START Provided entries

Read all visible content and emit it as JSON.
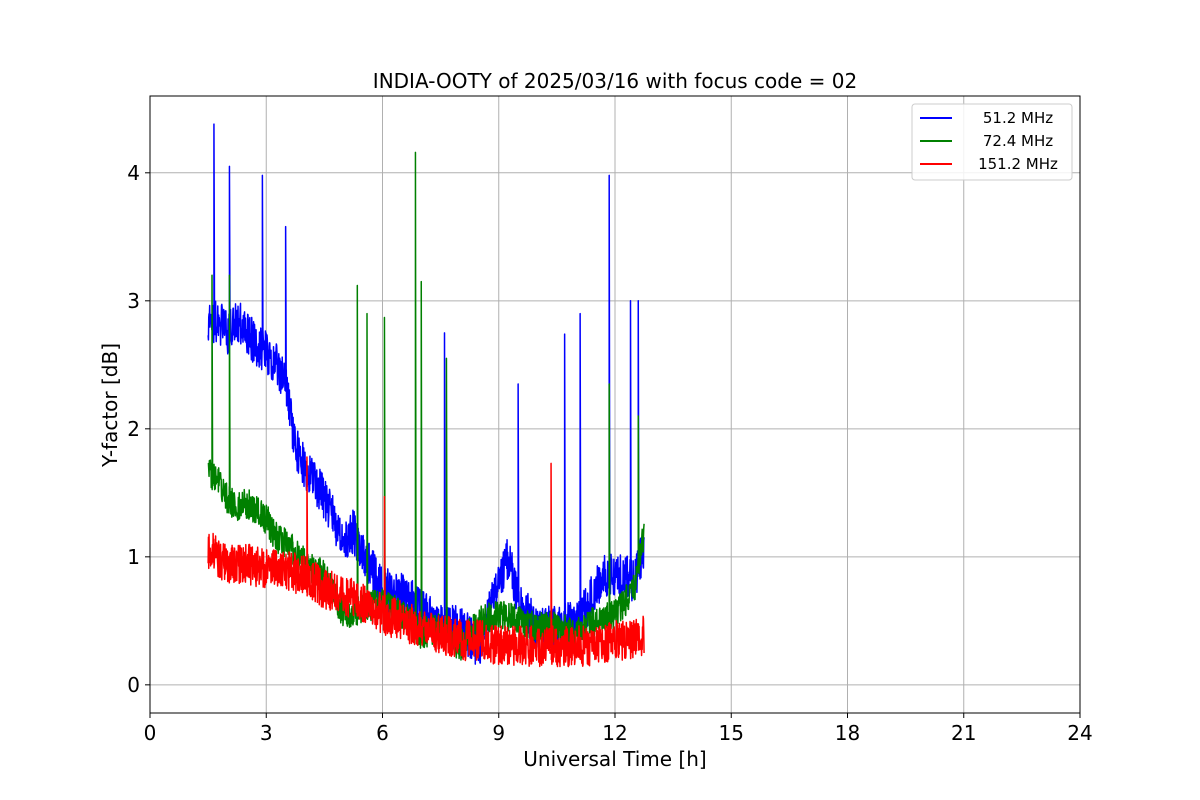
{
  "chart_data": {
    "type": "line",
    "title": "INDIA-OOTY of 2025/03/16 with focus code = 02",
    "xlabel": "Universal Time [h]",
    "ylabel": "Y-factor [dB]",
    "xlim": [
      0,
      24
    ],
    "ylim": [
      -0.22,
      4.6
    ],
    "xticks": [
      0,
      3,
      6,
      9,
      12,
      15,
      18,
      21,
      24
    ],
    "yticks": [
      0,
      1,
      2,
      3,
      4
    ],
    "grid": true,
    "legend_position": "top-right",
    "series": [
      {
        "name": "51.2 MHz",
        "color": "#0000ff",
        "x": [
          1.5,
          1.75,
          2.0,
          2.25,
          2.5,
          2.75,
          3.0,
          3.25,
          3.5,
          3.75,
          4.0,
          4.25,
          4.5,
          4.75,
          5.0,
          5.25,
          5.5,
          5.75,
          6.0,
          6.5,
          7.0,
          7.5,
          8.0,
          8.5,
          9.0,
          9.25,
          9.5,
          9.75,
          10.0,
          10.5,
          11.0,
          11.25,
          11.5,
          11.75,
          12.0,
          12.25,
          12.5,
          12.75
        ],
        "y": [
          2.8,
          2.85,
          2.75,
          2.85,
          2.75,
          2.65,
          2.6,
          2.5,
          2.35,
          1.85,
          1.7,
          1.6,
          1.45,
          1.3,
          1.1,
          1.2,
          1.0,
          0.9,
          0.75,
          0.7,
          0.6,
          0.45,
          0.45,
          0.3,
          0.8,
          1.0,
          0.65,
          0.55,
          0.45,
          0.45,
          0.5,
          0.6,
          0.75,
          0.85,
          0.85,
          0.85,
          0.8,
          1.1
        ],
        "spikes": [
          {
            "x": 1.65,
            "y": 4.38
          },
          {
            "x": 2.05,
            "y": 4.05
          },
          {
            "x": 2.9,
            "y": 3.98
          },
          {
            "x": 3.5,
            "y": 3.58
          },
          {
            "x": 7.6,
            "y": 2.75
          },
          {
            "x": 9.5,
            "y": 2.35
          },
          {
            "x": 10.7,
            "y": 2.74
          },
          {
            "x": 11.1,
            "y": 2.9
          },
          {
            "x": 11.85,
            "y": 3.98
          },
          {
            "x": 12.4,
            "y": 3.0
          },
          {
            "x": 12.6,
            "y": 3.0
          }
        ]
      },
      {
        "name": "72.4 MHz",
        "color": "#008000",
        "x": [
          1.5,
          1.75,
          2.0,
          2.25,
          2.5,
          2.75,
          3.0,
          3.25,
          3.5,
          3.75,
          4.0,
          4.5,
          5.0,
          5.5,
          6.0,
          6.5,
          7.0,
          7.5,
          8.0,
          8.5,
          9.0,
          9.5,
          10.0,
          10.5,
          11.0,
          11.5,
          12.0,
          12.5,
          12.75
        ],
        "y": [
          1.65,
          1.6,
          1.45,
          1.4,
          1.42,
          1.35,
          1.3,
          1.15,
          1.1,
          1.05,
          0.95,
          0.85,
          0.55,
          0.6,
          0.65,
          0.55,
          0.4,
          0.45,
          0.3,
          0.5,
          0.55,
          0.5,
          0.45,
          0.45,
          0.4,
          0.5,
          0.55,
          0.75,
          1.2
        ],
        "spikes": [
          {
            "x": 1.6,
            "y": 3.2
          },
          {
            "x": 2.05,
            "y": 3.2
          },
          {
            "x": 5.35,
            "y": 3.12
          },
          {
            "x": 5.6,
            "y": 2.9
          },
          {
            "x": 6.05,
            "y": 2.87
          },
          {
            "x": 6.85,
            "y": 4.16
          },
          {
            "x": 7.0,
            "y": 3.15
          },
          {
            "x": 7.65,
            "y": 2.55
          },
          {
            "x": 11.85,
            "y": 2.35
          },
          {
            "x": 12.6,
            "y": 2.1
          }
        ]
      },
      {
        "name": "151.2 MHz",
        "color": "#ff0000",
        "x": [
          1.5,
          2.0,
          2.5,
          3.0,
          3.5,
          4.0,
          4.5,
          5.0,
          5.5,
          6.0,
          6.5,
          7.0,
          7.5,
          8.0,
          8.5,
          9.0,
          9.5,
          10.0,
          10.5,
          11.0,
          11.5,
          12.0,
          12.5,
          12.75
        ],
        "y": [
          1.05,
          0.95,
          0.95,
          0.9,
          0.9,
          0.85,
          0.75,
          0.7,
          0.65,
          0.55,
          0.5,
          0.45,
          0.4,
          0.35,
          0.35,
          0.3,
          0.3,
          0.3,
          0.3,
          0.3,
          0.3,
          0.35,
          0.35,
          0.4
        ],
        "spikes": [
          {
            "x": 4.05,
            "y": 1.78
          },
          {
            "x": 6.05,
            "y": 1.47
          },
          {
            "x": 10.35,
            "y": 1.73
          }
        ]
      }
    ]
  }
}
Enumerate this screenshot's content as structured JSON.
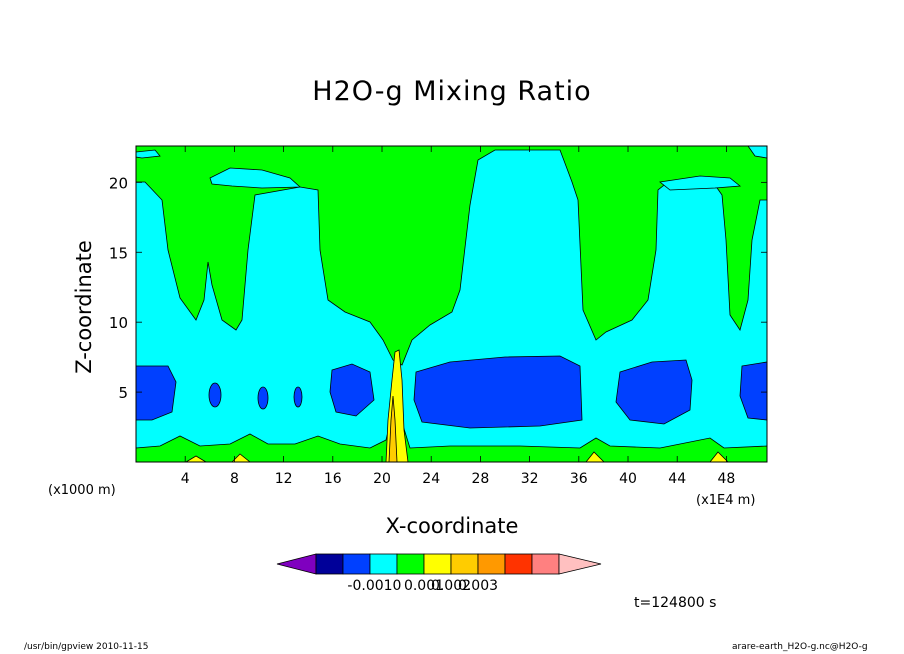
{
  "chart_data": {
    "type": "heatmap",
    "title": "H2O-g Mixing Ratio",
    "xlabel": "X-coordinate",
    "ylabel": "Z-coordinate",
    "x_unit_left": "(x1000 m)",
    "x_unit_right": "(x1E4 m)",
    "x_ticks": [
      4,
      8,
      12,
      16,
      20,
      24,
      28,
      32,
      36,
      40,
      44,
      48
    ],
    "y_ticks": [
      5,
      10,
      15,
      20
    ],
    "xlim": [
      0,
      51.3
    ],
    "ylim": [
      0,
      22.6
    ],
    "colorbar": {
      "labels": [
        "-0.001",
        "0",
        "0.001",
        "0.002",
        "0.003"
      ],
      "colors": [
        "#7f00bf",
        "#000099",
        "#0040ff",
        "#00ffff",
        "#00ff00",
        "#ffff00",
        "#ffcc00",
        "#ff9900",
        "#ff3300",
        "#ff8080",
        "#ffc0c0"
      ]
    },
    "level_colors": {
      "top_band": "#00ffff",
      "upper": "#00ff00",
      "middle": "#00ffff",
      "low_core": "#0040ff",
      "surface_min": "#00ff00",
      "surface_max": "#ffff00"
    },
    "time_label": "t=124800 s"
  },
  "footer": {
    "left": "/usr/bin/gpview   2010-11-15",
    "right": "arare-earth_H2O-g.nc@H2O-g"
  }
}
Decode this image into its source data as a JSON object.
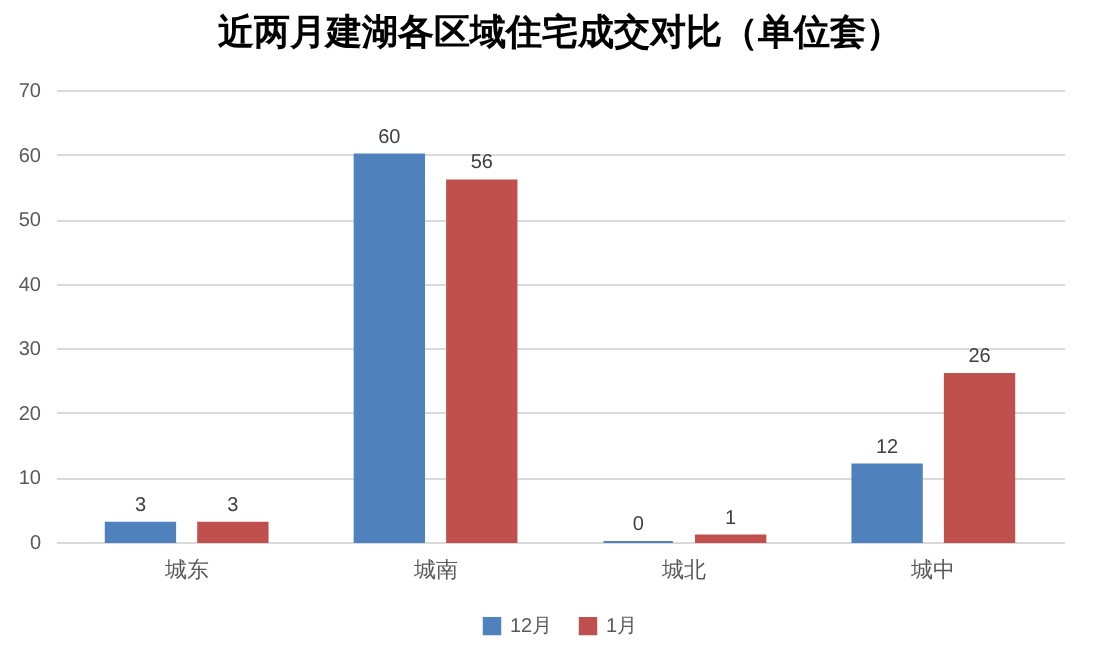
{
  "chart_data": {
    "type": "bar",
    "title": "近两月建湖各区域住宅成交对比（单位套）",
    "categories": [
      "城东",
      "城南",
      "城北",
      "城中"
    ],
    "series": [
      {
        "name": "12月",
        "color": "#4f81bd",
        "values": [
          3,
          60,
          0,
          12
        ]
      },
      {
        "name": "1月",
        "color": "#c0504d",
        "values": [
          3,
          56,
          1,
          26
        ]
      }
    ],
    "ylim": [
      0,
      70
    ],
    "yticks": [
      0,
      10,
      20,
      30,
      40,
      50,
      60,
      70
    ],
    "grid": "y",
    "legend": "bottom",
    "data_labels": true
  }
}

END Provided entries

**Short problem**
State, as a bare number, how many lines of the listing hold the word "ylabel".

**Response below**
2